Exercise:
Set out every line bearing the string "name".

= = = = = = =

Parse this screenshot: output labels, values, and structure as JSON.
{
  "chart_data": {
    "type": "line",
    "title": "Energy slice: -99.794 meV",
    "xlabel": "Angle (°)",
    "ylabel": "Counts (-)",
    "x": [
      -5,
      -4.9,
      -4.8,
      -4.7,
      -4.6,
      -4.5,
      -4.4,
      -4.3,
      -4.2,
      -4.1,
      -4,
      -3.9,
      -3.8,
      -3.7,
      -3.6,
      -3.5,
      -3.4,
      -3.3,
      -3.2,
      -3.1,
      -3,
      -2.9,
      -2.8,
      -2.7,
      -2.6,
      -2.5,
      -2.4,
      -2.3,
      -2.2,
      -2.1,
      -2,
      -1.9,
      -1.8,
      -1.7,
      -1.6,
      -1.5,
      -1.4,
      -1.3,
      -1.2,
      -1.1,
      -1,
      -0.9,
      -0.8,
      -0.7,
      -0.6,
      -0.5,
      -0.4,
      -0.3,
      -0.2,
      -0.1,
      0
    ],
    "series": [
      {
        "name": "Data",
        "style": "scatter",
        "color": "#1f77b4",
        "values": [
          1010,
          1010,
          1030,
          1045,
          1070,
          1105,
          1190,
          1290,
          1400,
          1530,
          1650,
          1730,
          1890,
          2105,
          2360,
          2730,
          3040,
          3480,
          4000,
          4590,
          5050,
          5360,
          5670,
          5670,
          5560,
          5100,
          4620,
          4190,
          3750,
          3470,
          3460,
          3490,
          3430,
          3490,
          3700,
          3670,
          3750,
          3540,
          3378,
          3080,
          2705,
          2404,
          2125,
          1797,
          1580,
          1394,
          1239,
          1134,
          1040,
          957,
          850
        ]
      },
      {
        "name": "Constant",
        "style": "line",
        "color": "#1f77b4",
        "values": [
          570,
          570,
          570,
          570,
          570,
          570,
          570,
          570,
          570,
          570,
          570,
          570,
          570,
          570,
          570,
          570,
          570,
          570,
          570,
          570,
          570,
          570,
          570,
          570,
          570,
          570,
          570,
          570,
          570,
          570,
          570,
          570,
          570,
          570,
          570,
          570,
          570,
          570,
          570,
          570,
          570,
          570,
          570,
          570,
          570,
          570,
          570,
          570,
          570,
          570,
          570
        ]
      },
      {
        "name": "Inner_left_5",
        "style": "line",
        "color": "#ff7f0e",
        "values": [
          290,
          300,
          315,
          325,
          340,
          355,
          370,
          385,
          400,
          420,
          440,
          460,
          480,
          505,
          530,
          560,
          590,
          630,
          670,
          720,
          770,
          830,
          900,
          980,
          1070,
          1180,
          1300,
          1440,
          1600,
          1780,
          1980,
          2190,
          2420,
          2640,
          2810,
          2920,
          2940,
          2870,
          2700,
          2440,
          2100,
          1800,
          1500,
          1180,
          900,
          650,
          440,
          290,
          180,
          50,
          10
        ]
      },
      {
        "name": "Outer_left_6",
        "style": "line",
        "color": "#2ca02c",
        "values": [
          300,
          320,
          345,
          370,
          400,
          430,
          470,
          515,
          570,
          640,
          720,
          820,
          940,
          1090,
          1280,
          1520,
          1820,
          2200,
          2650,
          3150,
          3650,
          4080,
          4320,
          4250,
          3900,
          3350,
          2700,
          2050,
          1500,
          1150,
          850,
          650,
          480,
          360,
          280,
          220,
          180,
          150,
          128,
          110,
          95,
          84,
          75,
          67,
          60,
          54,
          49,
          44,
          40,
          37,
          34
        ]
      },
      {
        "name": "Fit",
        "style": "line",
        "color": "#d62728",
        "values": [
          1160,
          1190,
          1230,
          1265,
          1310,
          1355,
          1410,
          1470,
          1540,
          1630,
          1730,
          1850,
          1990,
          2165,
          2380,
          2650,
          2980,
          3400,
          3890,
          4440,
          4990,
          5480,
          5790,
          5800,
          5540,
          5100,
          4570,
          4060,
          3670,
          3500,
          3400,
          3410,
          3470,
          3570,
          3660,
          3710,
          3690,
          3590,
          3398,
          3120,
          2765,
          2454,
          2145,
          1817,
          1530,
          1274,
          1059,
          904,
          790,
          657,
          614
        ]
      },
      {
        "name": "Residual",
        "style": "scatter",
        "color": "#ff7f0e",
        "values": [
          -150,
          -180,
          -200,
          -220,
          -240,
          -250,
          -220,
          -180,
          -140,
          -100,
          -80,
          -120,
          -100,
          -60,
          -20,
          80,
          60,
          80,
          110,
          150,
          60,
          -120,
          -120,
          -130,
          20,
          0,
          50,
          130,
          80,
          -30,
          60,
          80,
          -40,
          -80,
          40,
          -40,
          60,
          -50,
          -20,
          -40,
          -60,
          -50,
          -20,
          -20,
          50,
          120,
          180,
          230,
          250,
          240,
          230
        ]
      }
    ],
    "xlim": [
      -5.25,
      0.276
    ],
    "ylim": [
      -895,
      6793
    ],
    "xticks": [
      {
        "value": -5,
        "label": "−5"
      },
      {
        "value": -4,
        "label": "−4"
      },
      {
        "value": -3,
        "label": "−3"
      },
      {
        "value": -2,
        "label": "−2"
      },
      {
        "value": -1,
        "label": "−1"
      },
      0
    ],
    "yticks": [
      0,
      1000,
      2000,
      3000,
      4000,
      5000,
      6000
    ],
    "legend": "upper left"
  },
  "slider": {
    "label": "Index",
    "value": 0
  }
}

= = = = = = =

Task response:
        "name": "Data",
        "name": "Constant",
        "name": "Inner_left_5",
        "name": "Outer_left_6",
        "name": "Fit",
        "name": "Residual",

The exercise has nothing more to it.